**Task**
The entries below should be quoted exactly, with no pictures carried over.

(Dataset items)
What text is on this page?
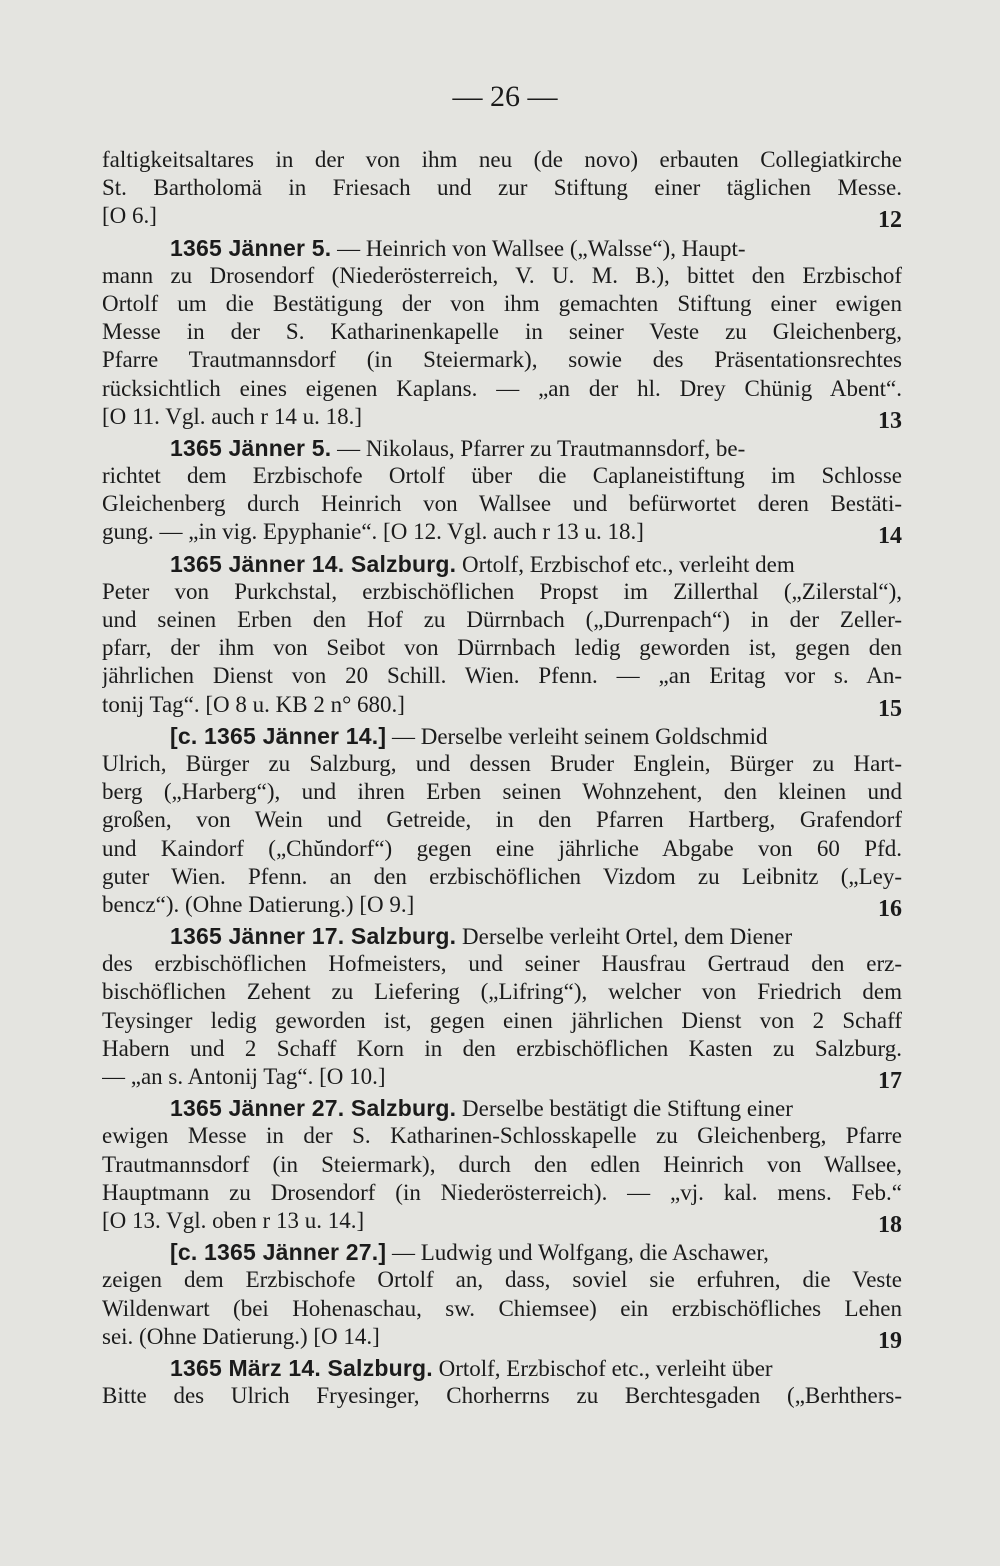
— 26 —
faltigkeitsaltares in der von ihm neu (de novo) erbauten Collegiatkirche
St. Bartholomä in Friesach und zur Stiftung einer täglichen Messe.
[O 6.]	12
1365 Jänner 5. — Heinrich von Wallsee („Walsse“), Haupt-
mann zu Drosendorf (Niederösterreich, V. U. M. B.), bittet den Erzbischof
Ortolf um die Bestätigung der von ihm gemachten Stiftung einer ewigen
Messe in der S. Katharinenkapelle in seiner Veste zu Gleichenberg,
Pfarre Trautmannsdorf (in Steiermark), sowie des Präsentationsrechtes
rücksichtlich eines eigenen Kaplans. — „an der hl. Drey Chünig Abent“.
[O 11. Vgl. auch r 14 u. 18.]	13
1365 Jänner 5. — Nikolaus, Pfarrer zu Trautmannsdorf, be-
richtet dem Erzbischofe Ortolf über die Caplaneistiftung im Schlosse
Gleichenberg durch Heinrich von Wallsee und befürwortet deren Bestäti-
gung. — „in vig. Epyphanie“. [O 12. Vgl. auch r 13 u. 18.]	14
1365 Jänner 14. Salzburg. Ortolf, Erzbischof etc., verleiht dem
Peter von Purkchstal, erzbischöflichen Propst im Zillerthal („Zilerstal“),
und seinen Erben den Hof zu Dürrnbach („Durrenpach“) in der Zeller-
pfarr, der ihm von Seibot von Dürrnbach ledig geworden ist, gegen den
jährlichen Dienst von 20 Schill. Wien. Pfenn. — „an Eritag vor s. An-
tonij Tag“. [O 8 u. KB 2 n° 680.]	15
[c. 1365 Jänner 14.] — Derselbe verleiht seinem Goldschmid
Ulrich, Bürger zu Salzburg, und dessen Bruder Englein, Bürger zu Hart-
berg („Harberg“), und ihren Erben seinen Wohnzehent, den kleinen und
großen, von Wein und Getreide, in den Pfarren Hartberg, Grafendorf
und Kaindorf („Chŭndorf“) gegen eine jährliche Abgabe von 60 Pfd.
guter Wien. Pfenn. an den erzbischöflichen Vizdom zu Leibnitz („Ley-
bencz“). (Ohne Datierung.) [O 9.]	16
1365 Jänner 17. Salzburg. Derselbe verleiht Ortel, dem Diener
des erzbischöflichen Hofmeisters, und seiner Hausfrau Gertraud den erz-
bischöflichen Zehent zu Liefering („Lifring“), welcher von Friedrich dem
Teysinger ledig geworden ist, gegen einen jährlichen Dienst von 2 Schaff
Habern und 2 Schaff Korn in den erzbischöflichen Kasten zu Salzburg.
— „an s. Antonij Tag“. [O 10.]	17
1365 Jänner 27. Salzburg. Derselbe bestätigt die Stiftung einer
ewigen Messe in der S. Katharinen-Schlosskapelle zu Gleichenberg, Pfarre
Trautmannsdorf (in Steiermark), durch den edlen Heinrich von Wallsee,
Hauptmann zu Drosendorf (in Niederösterreich). — „vj. kal. mens. Feb.“
[O 13. Vgl. oben r 13 u. 14.]	18
[c. 1365 Jänner 27.] — Ludwig und Wolfgang, die Aschawer,
zeigen dem Erzbischofe Ortolf an, dass, soviel sie erfuhren, die Veste
Wildenwart (bei Hohenaschau, sw. Chiemsee) ein erzbischöfliches Lehen
sei. (Ohne Datierung.) [O 14.]	19
1365 März 14. Salzburg. Ortolf, Erzbischof etc., verleiht über
Bitte des Ulrich Fryesinger, Chorherrns zu Berchtesgaden („Berhthers-
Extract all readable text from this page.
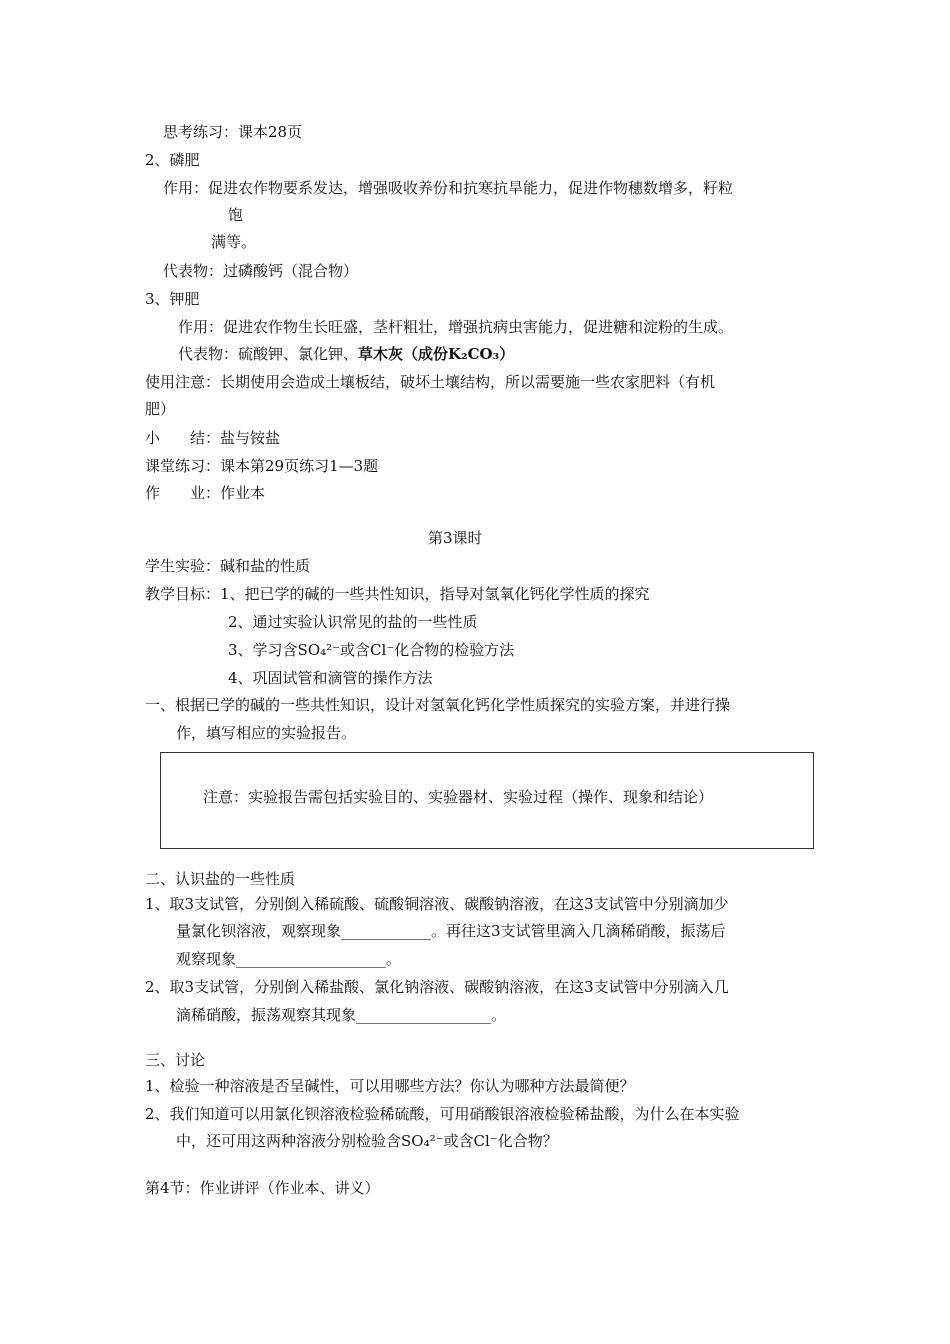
思考练习：课本28页
2、磷肥
作用：促进农作物要系发达，增强吸收养份和抗寒抗旱能力，促进作物穗数增多，籽粒
饱
满等。
代表物：过磷酸钙（混合物）
3、钾肥
作用：促进农作物生长旺盛，茎杆粗壮，增强抗病虫害能力，促进糖和淀粉的生成。
代表物：硫酸钾、氯化钾、草木灰（成份K₂CO₃）
使用注意：长期使用会造成土壤板结，破坏土壤结构，所以需要施一些农家肥料（有机
肥）
小　　结：盐与铵盐
课堂练习：课本第29页练习1—3题
作　　业：作业本
第3课时
学生实验：碱和盐的性质
教学目标：1、把已学的碱的一些共性知识，指导对氢氧化钙化学性质的探究
2、通过实验认识常见的盐的一些性质
3、学习含SO₄²⁻或含Cl⁻化合物的检验方法
4、巩固试管和滴管的操作方法
一、根据已学的碱的一些共性知识，设计对氢氧化钙化学性质探究的实验方案，并进行操
作，填写相应的实验报告。
注意：实验报告需包括实验目的、实验器材、实验过程（操作、现象和结论）
二、认识盐的一些性质
1、取3支试管，分别倒入稀硫酸、硫酸铜溶液、碳酸钠溶液，在这3支试管中分别滴加少
量氯化钡溶液，观察现象____________。再往这3支试管里滴入几滴稀硝酸，振荡后
观察现象____________________。
2、取3支试管，分别倒入稀盐酸、氯化钠溶液、碳酸钠溶液，在这3支试管中分别滴入几
滴稀硝酸，振荡观察其现象__________________。
三、讨论
1、检验一种溶液是否呈碱性，可以用哪些方法？你认为哪种方法最简便？
2、我们知道可以用氯化钡溶液检验稀硫酸，可用硝酸银溶液检验稀盐酸，为什么在本实验
中，还可用这两种溶液分别检验含SO₄²⁻或含Cl⁻化合物？
第4节：作业讲评（作业本、讲义）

**The answer**
What text is on this page?
— 26 —
faltigkeitsaltares in der von ihm neu (de novo) erbauten Collegiatkirche
St. Bartholomä in Friesach und zur Stiftung einer täglichen Messe.
[O 6.]	12
1365 Jänner 5. — Heinrich von Wallsee („Walsse“), Haupt-
mann zu Drosendorf (Niederösterreich, V. U. M. B.), bittet den Erzbischof
Ortolf um die Bestätigung der von ihm gemachten Stiftung einer ewigen
Messe in der S. Katharinenkapelle in seiner Veste zu Gleichenberg,
Pfarre Trautmannsdorf (in Steiermark), sowie des Präsentationsrechtes
rücksichtlich eines eigenen Kaplans. — „an der hl. Drey Chünig Abent“.
[O 11. Vgl. auch r 14 u. 18.]	13
1365 Jänner 5. — Nikolaus, Pfarrer zu Trautmannsdorf, be-
richtet dem Erzbischofe Ortolf über die Caplaneistiftung im Schlosse
Gleichenberg durch Heinrich von Wallsee und befürwortet deren Bestäti-
gung. — „in vig. Epyphanie“. [O 12. Vgl. auch r 13 u. 18.]	14
1365 Jänner 14. Salzburg. Ortolf, Erzbischof etc., verleiht dem
Peter von Purkchstal, erzbischöflichen Propst im Zillerthal („Zilerstal“),
und seinen Erben den Hof zu Dürrnbach („Durrenpach“) in der Zeller-
pfarr, der ihm von Seibot von Dürrnbach ledig geworden ist, gegen den
jährlichen Dienst von 20 Schill. Wien. Pfenn. — „an Eritag vor s. An-
tonij Tag“. [O 8 u. KB 2 n° 680.]	15
[c. 1365 Jänner 14.] — Derselbe verleiht seinem Goldschmid
Ulrich, Bürger zu Salzburg, und dessen Bruder Englein, Bürger zu Hart-
berg („Harberg“), und ihren Erben seinen Wohnzehent, den kleinen und
großen, von Wein und Getreide, in den Pfarren Hartberg, Grafendorf
und Kaindorf („Chŭndorf“) gegen eine jährliche Abgabe von 60 Pfd.
guter Wien. Pfenn. an den erzbischöflichen Vizdom zu Leibnitz („Ley-
bencz“). (Ohne Datierung.) [O 9.]	16
1365 Jänner 17. Salzburg. Derselbe verleiht Ortel, dem Diener
des erzbischöflichen Hofmeisters, und seiner Hausfrau Gertraud den erz-
bischöflichen Zehent zu Liefering („Lifring“), welcher von Friedrich dem
Teysinger ledig geworden ist, gegen einen jährlichen Dienst von 2 Schaff
Habern und 2 Schaff Korn in den erzbischöflichen Kasten zu Salzburg.
— „an s. Antonij Tag“. [O 10.]	17
1365 Jänner 27. Salzburg. Derselbe bestätigt die Stiftung einer
ewigen Messe in der S. Katharinen-Schlosskapelle zu Gleichenberg, Pfarre
Trautmannsdorf (in Steiermark), durch den edlen Heinrich von Wallsee,
Hauptmann zu Drosendorf (in Niederösterreich). — „vj. kal. mens. Feb.“
[O 13. Vgl. oben r 13 u. 14.]	18
[c. 1365 Jänner 27.] — Ludwig und Wolfgang, die Aschawer,
zeigen dem Erzbischofe Ortolf an, dass, soviel sie erfuhren, die Veste
Wildenwart (bei Hohenaschau, sw. Chiemsee) ein erzbischöfliches Lehen
sei. (Ohne Datierung.) [O 14.]	19
1365 März 14. Salzburg. Ortolf, Erzbischof etc., verleiht über
Bitte des Ulrich Fryesinger, Chorherrns zu Berchtesgaden („Berhthers-
Extract all readable text from this page.
思考练习：课本28页
2、磷肥
作用：促进农作物要系发达，增强吸收养份和抗寒抗旱能力，促进作物穗数增多，籽粒
饱
满等。
代表物：过磷酸钙（混合物）
3、钾肥
作用：促进农作物生长旺盛，茎杆粗壮，增强抗病虫害能力，促进糖和淀粉的生成。
代表物：硫酸钾、氯化钾、草木灰（成份K₂CO₃）
使用注意：长期使用会造成土壤板结，破坏土壤结构，所以需要施一些农家肥料（有机
肥）
小　　结：盐与铵盐
课堂练习：课本第29页练习1—3题
作　　业：作业本
第3课时
学生实验：碱和盐的性质
教学目标：1、把已学的碱的一些共性知识，指导对氢氧化钙化学性质的探究
2、通过实验认识常见的盐的一些性质
3、学习含SO₄²⁻或含Cl⁻化合物的检验方法
4、巩固试管和滴管的操作方法
一、根据已学的碱的一些共性知识，设计对氢氧化钙化学性质探究的实验方案，并进行操
作，填写相应的实验报告。
注意：实验报告需包括实验目的、实验器材、实验过程（操作、现象和结论）
二、认识盐的一些性质
1、取3支试管，分别倒入稀硫酸、硫酸铜溶液、碳酸钠溶液，在这3支试管中分别滴加少
量氯化钡溶液，观察现象____________。再往这3支试管里滴入几滴稀硝酸，振荡后
观察现象____________________。
2、取3支试管，分别倒入稀盐酸、氯化钠溶液、碳酸钠溶液，在这3支试管中分别滴入几
滴稀硝酸，振荡观察其现象__________________。
三、讨论
1、检验一种溶液是否呈碱性，可以用哪些方法？你认为哪种方法最简便？
2、我们知道可以用氯化钡溶液检验稀硫酸，可用硝酸银溶液检验稀盐酸，为什么在本实验
中，还可用这两种溶液分别检验含SO₄²⁻或含Cl⁻化合物？
第4节：作业讲评（作业本、讲义）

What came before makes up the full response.